**** DATASET CONTENT

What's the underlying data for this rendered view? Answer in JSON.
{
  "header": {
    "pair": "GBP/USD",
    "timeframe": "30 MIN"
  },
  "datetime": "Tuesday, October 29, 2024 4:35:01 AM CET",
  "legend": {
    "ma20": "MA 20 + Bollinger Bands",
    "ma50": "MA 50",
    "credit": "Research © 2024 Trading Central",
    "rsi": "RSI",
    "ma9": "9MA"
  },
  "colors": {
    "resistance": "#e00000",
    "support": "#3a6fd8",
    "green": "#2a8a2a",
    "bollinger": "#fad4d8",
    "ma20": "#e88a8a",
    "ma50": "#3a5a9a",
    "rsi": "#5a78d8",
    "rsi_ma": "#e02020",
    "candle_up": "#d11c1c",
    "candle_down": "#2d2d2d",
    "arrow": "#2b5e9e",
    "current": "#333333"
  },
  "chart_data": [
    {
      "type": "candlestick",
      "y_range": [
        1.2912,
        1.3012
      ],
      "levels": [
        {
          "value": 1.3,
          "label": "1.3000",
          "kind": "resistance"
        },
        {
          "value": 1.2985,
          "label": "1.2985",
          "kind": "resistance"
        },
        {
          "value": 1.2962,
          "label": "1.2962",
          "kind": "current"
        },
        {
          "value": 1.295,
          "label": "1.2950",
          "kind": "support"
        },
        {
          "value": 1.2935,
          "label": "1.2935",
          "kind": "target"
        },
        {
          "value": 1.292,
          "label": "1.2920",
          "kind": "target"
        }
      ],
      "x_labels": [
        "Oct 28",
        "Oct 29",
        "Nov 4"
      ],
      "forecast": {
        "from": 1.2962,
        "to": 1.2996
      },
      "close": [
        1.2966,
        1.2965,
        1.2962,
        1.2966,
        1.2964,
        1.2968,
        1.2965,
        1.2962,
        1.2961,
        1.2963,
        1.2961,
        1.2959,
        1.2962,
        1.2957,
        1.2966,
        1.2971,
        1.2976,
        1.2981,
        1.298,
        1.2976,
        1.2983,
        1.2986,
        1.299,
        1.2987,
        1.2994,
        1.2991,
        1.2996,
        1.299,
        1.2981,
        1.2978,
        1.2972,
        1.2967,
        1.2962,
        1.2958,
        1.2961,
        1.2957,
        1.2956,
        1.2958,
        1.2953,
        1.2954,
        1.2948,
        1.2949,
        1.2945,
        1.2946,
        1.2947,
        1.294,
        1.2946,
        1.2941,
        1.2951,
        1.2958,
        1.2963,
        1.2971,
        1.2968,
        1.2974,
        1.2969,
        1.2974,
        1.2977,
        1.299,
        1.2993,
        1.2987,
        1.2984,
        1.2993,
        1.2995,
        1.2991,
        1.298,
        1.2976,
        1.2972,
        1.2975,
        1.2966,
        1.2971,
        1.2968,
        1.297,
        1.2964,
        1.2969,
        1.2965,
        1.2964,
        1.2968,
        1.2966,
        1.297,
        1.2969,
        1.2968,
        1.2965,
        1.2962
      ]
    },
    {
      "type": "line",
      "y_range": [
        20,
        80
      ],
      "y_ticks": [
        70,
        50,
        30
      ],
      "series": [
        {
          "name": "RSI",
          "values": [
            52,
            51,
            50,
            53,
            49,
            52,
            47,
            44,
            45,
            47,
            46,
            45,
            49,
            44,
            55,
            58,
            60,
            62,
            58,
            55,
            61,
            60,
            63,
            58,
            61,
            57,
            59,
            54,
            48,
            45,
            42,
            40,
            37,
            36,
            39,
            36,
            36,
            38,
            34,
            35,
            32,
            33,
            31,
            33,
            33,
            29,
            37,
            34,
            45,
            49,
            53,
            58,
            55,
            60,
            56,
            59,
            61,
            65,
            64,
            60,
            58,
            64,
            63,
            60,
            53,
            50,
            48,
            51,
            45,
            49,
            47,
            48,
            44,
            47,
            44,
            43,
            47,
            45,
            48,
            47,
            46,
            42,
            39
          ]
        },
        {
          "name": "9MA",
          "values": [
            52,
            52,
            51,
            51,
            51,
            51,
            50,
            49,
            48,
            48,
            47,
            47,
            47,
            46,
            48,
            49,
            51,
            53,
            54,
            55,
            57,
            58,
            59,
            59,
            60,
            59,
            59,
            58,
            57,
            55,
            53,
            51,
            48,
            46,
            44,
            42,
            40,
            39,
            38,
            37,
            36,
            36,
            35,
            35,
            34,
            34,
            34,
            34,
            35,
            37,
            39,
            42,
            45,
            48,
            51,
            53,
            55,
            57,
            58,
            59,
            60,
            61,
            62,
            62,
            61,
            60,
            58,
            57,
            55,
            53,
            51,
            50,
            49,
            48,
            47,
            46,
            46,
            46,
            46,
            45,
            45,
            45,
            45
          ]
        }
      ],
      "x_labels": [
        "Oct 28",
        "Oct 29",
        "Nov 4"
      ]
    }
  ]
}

********

**PROBLEM DESCRIPTION**
Copy all of the data exactly.

**CORRECT RESULT**
What's the underlying data for this rendered view? Answer in JSON.
{
  "header": {
    "pair": "GBP/USD",
    "timeframe": "30 MIN"
  },
  "datetime": "Tuesday, October 29, 2024 4:35:01 AM CET",
  "legend": {
    "ma20": "MA 20 + Bollinger Bands",
    "ma50": "MA 50",
    "credit": "Research © 2024 Trading Central",
    "rsi": "RSI",
    "ma9": "9MA"
  },
  "colors": {
    "resistance": "#e00000",
    "support": "#3a6fd8",
    "green": "#2a8a2a",
    "bollinger": "#fad4d8",
    "ma20": "#e88a8a",
    "ma50": "#3a5a9a",
    "rsi": "#5a78d8",
    "rsi_ma": "#e02020",
    "candle_up": "#d11c1c",
    "candle_down": "#2d2d2d",
    "arrow": "#2b5e9e",
    "current": "#333333"
  },
  "chart_data": [
    {
      "type": "candlestick",
      "y_range": [
        1.2912,
        1.3012
      ],
      "levels": [
        {
          "value": 1.3,
          "label": "1.3000",
          "kind": "resistance"
        },
        {
          "value": 1.2985,
          "label": "1.2985",
          "kind": "resistance"
        },
        {
          "value": 1.2962,
          "label": "1.2962",
          "kind": "current"
        },
        {
          "value": 1.295,
          "label": "1.2950",
          "kind": "support"
        },
        {
          "value": 1.2935,
          "label": "1.2935",
          "kind": "target"
        },
        {
          "value": 1.292,
          "label": "1.2920",
          "kind": "target"
        }
      ],
      "x_labels": [
        "Oct 28",
        "Oct 29",
        "Nov 4"
      ],
      "forecast": {
        "from": 1.2962,
        "to": 1.2996
      },
      "close": [
        1.2966,
        1.2965,
        1.2962,
        1.2966,
        1.2964,
        1.2968,
        1.2965,
        1.2962,
        1.2961,
        1.2963,
        1.2961,
        1.2959,
        1.2962,
        1.2957,
        1.2966,
        1.2971,
        1.2976,
        1.2981,
        1.298,
        1.2976,
        1.2983,
        1.2986,
        1.299,
        1.2987,
        1.2994,
        1.2991,
        1.2996,
        1.299,
        1.2981,
        1.2978,
        1.2972,
        1.2967,
        1.2962,
        1.2958,
        1.2961,
        1.2957,
        1.2956,
        1.2958,
        1.2953,
        1.2954,
        1.2948,
        1.2949,
        1.2945,
        1.2946,
        1.2947,
        1.294,
        1.2946,
        1.2941,
        1.2951,
        1.2958,
        1.2963,
        1.2971,
        1.2968,
        1.2974,
        1.2969,
        1.2974,
        1.2977,
        1.299,
        1.2993,
        1.2987,
        1.2984,
        1.2993,
        1.2995,
        1.2991,
        1.298,
        1.2976,
        1.2972,
        1.2975,
        1.2966,
        1.2971,
        1.2968,
        1.297,
        1.2964,
        1.2969,
        1.2965,
        1.2964,
        1.2968,
        1.2966,
        1.297,
        1.2969,
        1.2968,
        1.2965,
        1.2962
      ]
    },
    {
      "type": "line",
      "y_range": [
        20,
        80
      ],
      "y_ticks": [
        70,
        50,
        30
      ],
      "series": [
        {
          "name": "RSI",
          "values": [
            52,
            51,
            50,
            53,
            49,
            52,
            47,
            44,
            45,
            47,
            46,
            45,
            49,
            44,
            55,
            58,
            60,
            62,
            58,
            55,
            61,
            60,
            63,
            58,
            61,
            57,
            59,
            54,
            48,
            45,
            42,
            40,
            37,
            36,
            39,
            36,
            36,
            38,
            34,
            35,
            32,
            33,
            31,
            33,
            33,
            29,
            37,
            34,
            45,
            49,
            53,
            58,
            55,
            60,
            56,
            59,
            61,
            65,
            64,
            60,
            58,
            64,
            63,
            60,
            53,
            50,
            48,
            51,
            45,
            49,
            47,
            48,
            44,
            47,
            44,
            43,
            47,
            45,
            48,
            47,
            46,
            42,
            39
          ]
        },
        {
          "name": "9MA",
          "values": [
            52,
            52,
            51,
            51,
            51,
            51,
            50,
            49,
            48,
            48,
            47,
            47,
            47,
            46,
            48,
            49,
            51,
            53,
            54,
            55,
            57,
            58,
            59,
            59,
            60,
            59,
            59,
            58,
            57,
            55,
            53,
            51,
            48,
            46,
            44,
            42,
            40,
            39,
            38,
            37,
            36,
            36,
            35,
            35,
            34,
            34,
            34,
            34,
            35,
            37,
            39,
            42,
            45,
            48,
            51,
            53,
            55,
            57,
            58,
            59,
            60,
            61,
            62,
            62,
            61,
            60,
            58,
            57,
            55,
            53,
            51,
            50,
            49,
            48,
            47,
            46,
            46,
            46,
            46,
            45,
            45,
            45,
            45
          ]
        }
      ],
      "x_labels": [
        "Oct 28",
        "Oct 29",
        "Nov 4"
      ]
    }
  ]
}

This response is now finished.